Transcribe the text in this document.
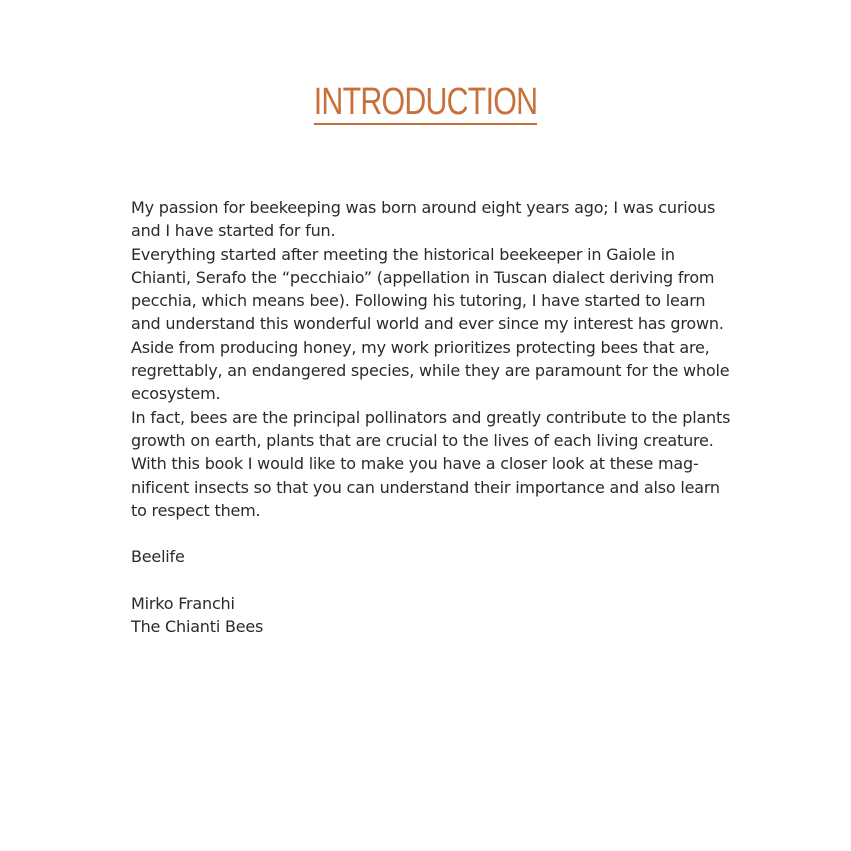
INTRODUCTION

My passion for beekeeping was born around eight years ago; I was curious and I have started for fun.

Everything started after meeting the historical beekeeper in Gaiole in Chianti, Serafo the “pecchiaio” (appellation in Tuscan dialect deriving from pecchia, which means bee). Following his tutoring, I have started to learn and understand this wonderful world and ever since my interest has grown.

Aside from producing honey, my work prioritizes protecting bees that are, regrettably, an endangered species, while they are paramount for the whole ecosystem.

In fact, bees are the principal pollinators and greatly contribute to the plants growth on earth, plants that are crucial to the lives of each living creature.

With this book I would like to make you have a closer look at these mag-nificent insects so that you can understand their importance and also learn to respect them.

Beelife

Mirko Franchi

The Chianti Bees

::::

[Written task]: Your task is to gather every line with the word "from" and copy it.

[Finished exercise]:
Everything started after meeting the historical beekeeper in Gaiole in Chianti, Serafo the “pecchiaio” (appellation in Tuscan dialect deriving from pecchia, which means bee). Following his tutoring, I have started to learn and understand this wonderful world and ever since my interest has grown.
Aside from producing honey, my work prioritizes protecting bees that are, regrettably, an endangered species, while they are paramount for the whole ecosystem.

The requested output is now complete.